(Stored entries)

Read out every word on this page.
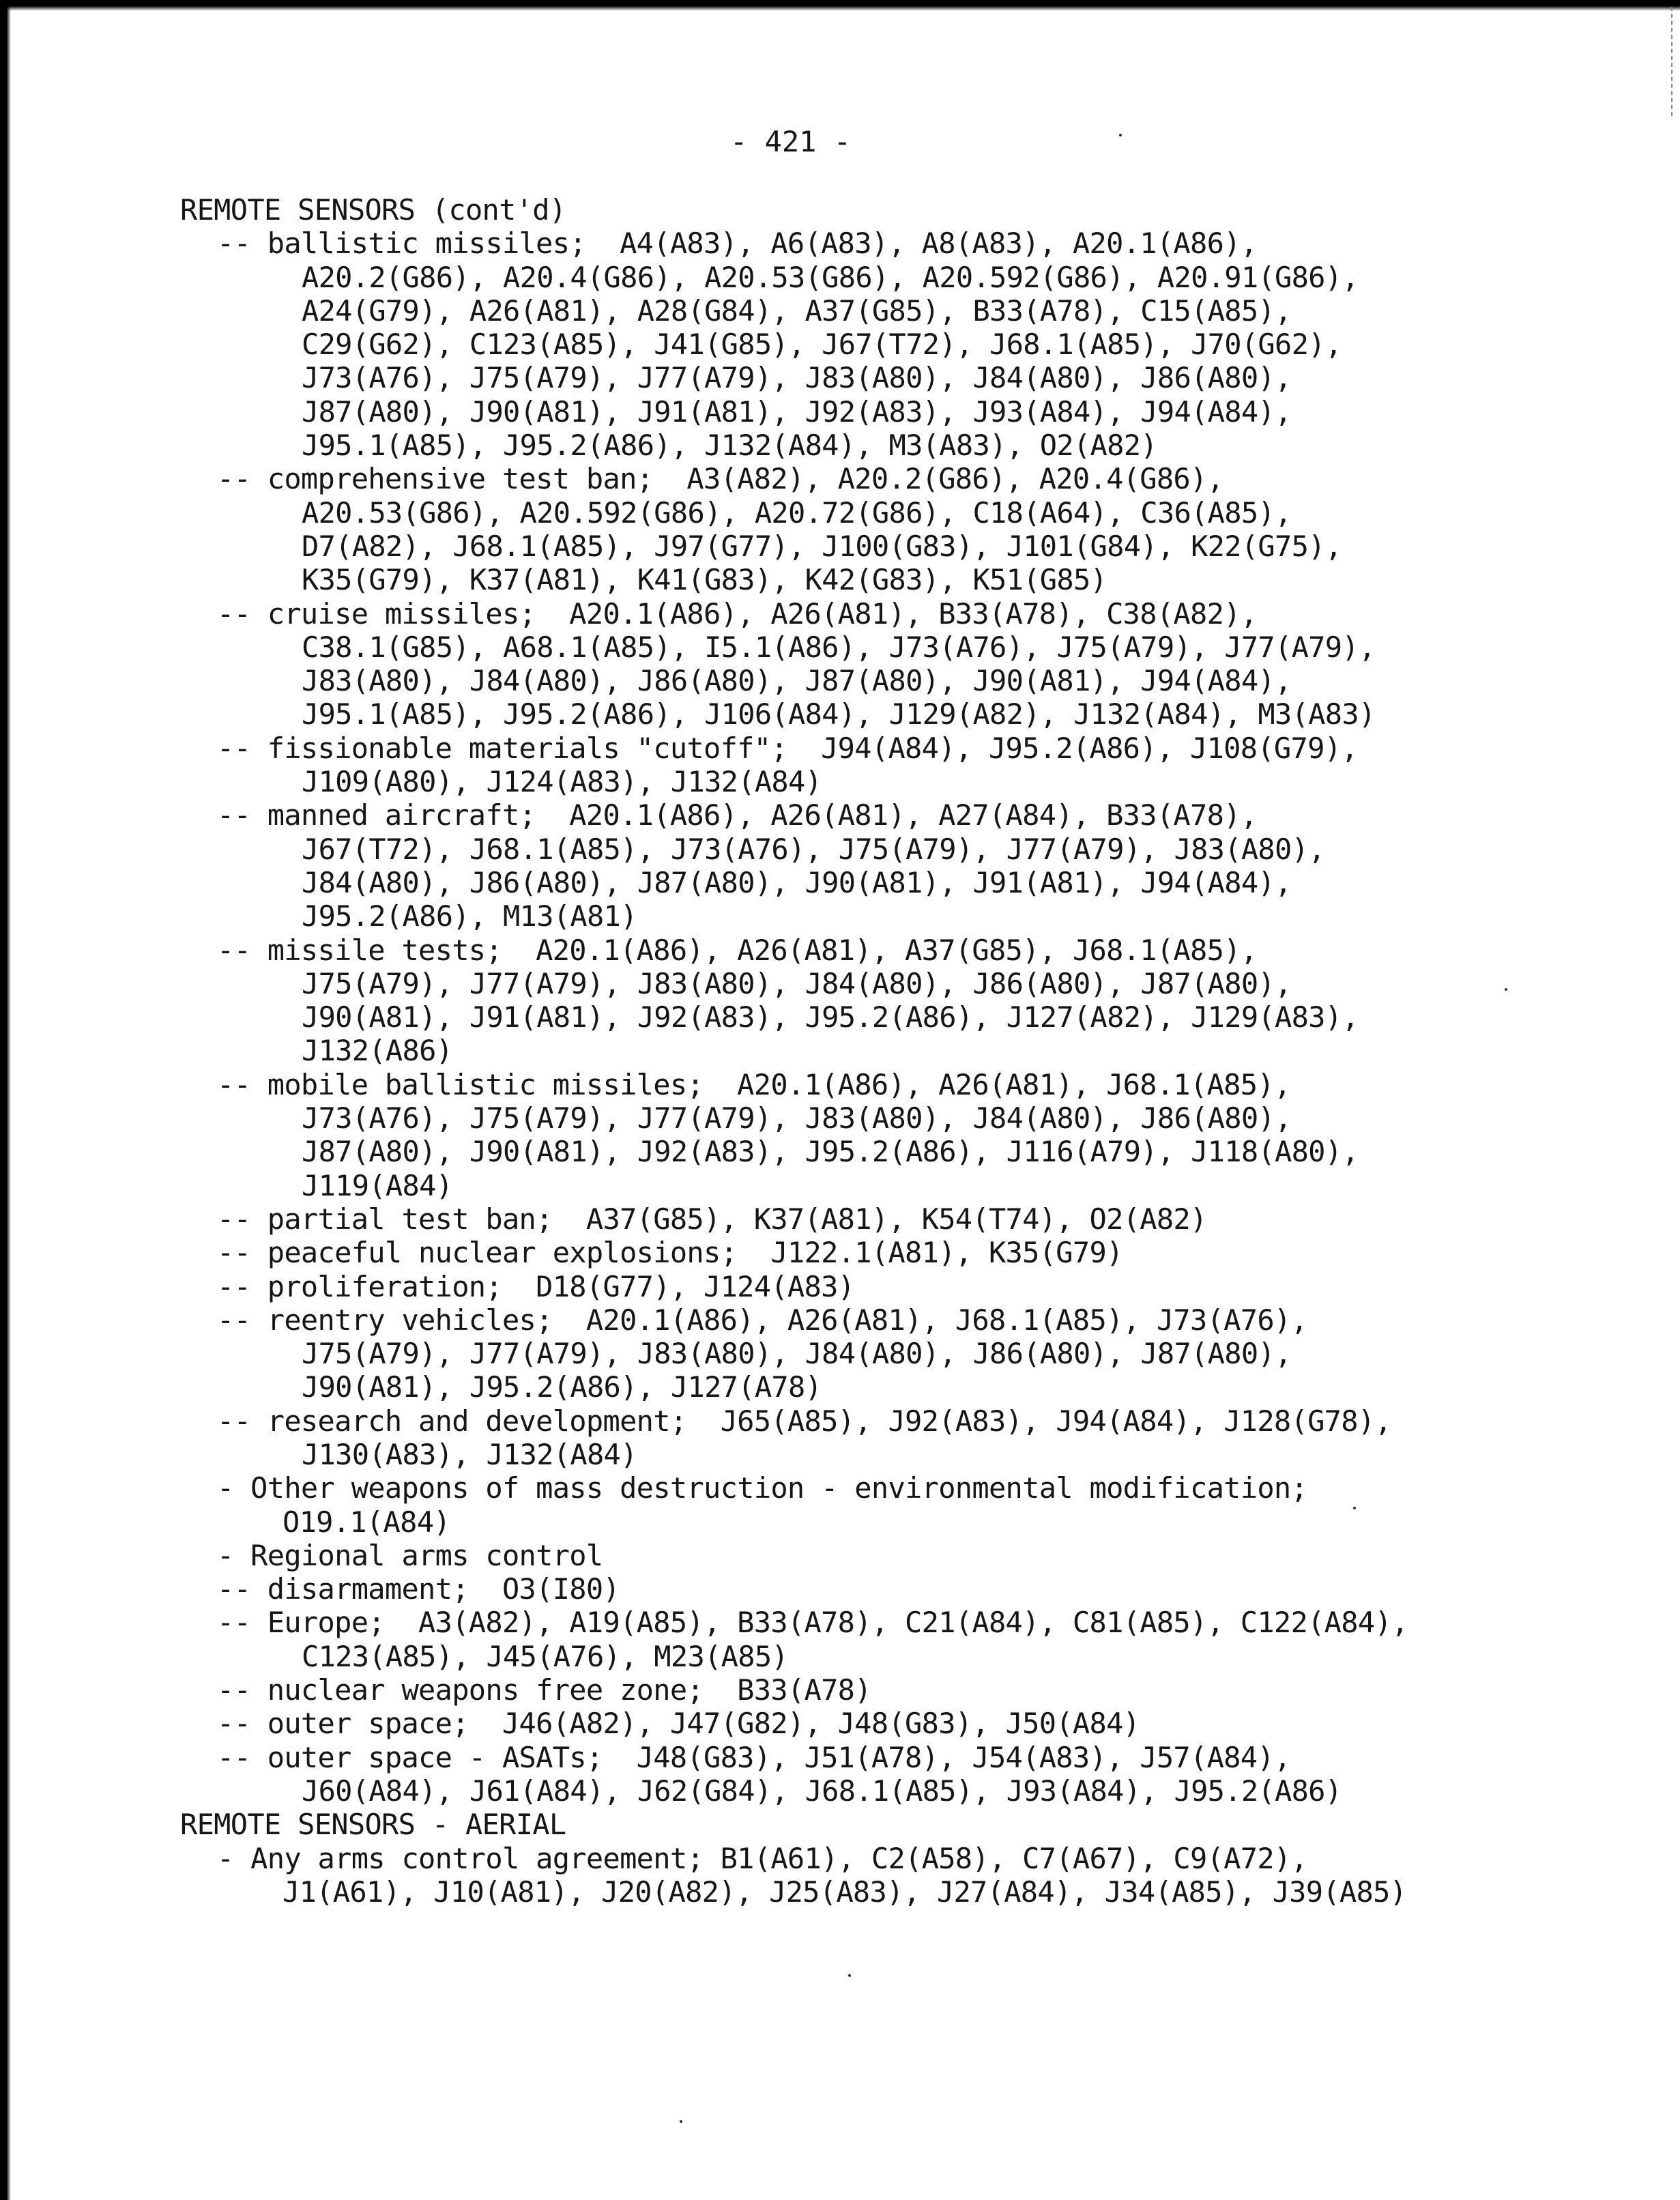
- 421 -
REMOTE SENSORS (cont'd)
-- ballistic missiles;  A4(A83), A6(A83), A8(A83), A20.1(A86),
A20.2(G86), A20.4(G86), A20.53(G86), A20.592(G86), A20.91(G86),
A24(G79), A26(A81), A28(G84), A37(G85), B33(A78), C15(A85),
C29(G62), C123(A85), J41(G85), J67(T72), J68.1(A85), J70(G62),
J73(A76), J75(A79), J77(A79), J83(A80), J84(A80), J86(A80),
J87(A80), J90(A81), J91(A81), J92(A83), J93(A84), J94(A84),
J95.1(A85), J95.2(A86), J132(A84), M3(A83), O2(A82)
-- comprehensive test ban;  A3(A82), A20.2(G86), A20.4(G86),
A20.53(G86), A20.592(G86), A20.72(G86), C18(A64), C36(A85),
D7(A82), J68.1(A85), J97(G77), J100(G83), J101(G84), K22(G75),
K35(G79), K37(A81), K41(G83), K42(G83), K51(G85)
-- cruise missiles;  A20.1(A86), A26(A81), B33(A78), C38(A82),
C38.1(G85), A68.1(A85), I5.1(A86), J73(A76), J75(A79), J77(A79),
J83(A80), J84(A80), J86(A80), J87(A80), J90(A81), J94(A84),
J95.1(A85), J95.2(A86), J106(A84), J129(A82), J132(A84), M3(A83)
-- fissionable materials "cutoff";  J94(A84), J95.2(A86), J108(G79),
J109(A80), J124(A83), J132(A84)
-- manned aircraft;  A20.1(A86), A26(A81), A27(A84), B33(A78),
J67(T72), J68.1(A85), J73(A76), J75(A79), J77(A79), J83(A80),
J84(A80), J86(A80), J87(A80), J90(A81), J91(A81), J94(A84),
J95.2(A86), M13(A81)
-- missile tests;  A20.1(A86), A26(A81), A37(G85), J68.1(A85),
J75(A79), J77(A79), J83(A80), J84(A80), J86(A80), J87(A80),
J90(A81), J91(A81), J92(A83), J95.2(A86), J127(A82), J129(A83),
J132(A86)
-- mobile ballistic missiles;  A20.1(A86), A26(A81), J68.1(A85),
J73(A76), J75(A79), J77(A79), J83(A80), J84(A80), J86(A80),
J87(A80), J90(A81), J92(A83), J95.2(A86), J116(A79), J118(A80),
J119(A84)
-- partial test ban;  A37(G85), K37(A81), K54(T74), O2(A82)
-- peaceful nuclear explosions;  J122.1(A81), K35(G79)
-- proliferation;  D18(G77), J124(A83)
-- reentry vehicles;  A20.1(A86), A26(A81), J68.1(A85), J73(A76),
J75(A79), J77(A79), J83(A80), J84(A80), J86(A80), J87(A80),
J90(A81), J95.2(A86), J127(A78)
-- research and development;  J65(A85), J92(A83), J94(A84), J128(G78),
J130(A83), J132(A84)
- Other weapons of mass destruction - environmental modification;
O19.1(A84)
- Regional arms control
-- disarmament;  O3(I80)
-- Europe;  A3(A82), A19(A85), B33(A78), C21(A84), C81(A85), C122(A84),
C123(A85), J45(A76), M23(A85)
-- nuclear weapons free zone;  B33(A78)
-- outer space;  J46(A82), J47(G82), J48(G83), J50(A84)
-- outer space - ASATs;  J48(G83), J51(A78), J54(A83), J57(A84),
J60(A84), J61(A84), J62(G84), J68.1(A85), J93(A84), J95.2(A86)
REMOTE SENSORS - AERIAL
- Any arms control agreement; B1(A61), C2(A58), C7(A67), C9(A72),
J1(A61), J10(A81), J20(A82), J25(A83), J27(A84), J34(A85), J39(A85)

◆ **PROMPT**
Which lines include the word "REMOTE"? List them all.

◆ **FINISHED EXERCISE**
REMOTE SENSORS (cont'd)
REMOTE SENSORS - AERIAL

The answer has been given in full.